__Your objective__: Present each line of the entries below that holds the word "title".

__Task data__:
==*==

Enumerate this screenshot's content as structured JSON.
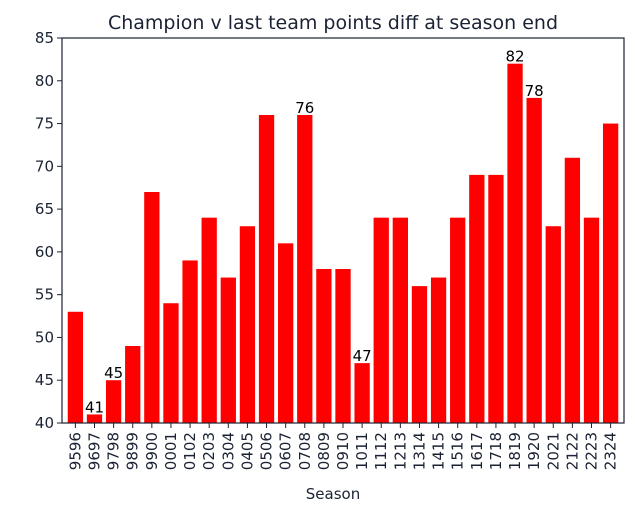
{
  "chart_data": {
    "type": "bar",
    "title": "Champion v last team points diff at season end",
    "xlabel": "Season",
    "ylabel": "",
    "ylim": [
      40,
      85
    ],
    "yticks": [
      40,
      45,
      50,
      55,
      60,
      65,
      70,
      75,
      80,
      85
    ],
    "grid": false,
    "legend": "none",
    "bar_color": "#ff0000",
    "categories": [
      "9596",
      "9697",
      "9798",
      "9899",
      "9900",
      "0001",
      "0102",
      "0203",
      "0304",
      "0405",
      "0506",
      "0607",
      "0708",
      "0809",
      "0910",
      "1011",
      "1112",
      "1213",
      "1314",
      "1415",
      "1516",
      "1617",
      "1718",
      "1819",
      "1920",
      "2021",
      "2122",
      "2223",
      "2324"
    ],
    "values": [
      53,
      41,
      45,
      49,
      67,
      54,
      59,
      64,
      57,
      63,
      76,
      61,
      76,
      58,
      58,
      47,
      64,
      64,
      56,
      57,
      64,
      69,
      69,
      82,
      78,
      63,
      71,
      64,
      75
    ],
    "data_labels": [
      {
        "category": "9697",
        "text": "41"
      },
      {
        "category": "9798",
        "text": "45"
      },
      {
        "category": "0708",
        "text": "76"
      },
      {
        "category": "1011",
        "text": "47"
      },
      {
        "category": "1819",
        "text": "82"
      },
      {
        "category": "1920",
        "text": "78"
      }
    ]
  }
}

==*==

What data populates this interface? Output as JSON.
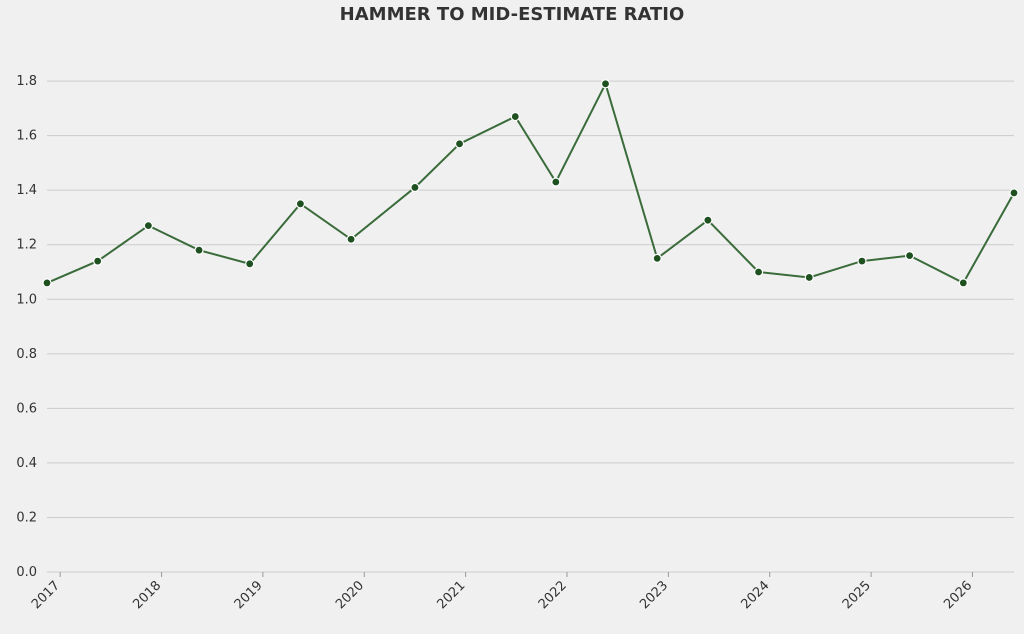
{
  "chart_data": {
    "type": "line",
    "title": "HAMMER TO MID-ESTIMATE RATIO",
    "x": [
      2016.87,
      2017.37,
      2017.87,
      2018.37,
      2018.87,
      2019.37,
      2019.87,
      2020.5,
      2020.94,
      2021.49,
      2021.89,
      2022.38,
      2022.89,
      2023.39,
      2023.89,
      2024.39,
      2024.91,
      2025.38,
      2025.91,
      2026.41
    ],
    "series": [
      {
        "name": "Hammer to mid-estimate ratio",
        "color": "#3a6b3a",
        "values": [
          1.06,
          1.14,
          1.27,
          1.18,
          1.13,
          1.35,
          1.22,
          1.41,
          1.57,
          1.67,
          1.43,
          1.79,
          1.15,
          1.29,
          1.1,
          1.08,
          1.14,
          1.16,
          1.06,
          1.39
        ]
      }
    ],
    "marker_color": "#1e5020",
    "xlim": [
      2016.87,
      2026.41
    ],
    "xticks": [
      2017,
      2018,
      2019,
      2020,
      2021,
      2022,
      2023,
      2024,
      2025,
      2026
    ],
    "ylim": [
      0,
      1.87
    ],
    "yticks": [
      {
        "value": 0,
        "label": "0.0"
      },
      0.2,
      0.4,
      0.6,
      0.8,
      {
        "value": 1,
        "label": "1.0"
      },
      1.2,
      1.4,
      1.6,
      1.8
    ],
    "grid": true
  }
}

==*==

__Reply to the task__:
    "title": "Champion v last team points diff at season end",
    "title": "HAMMER TO MID-ESTIMATE RATIO",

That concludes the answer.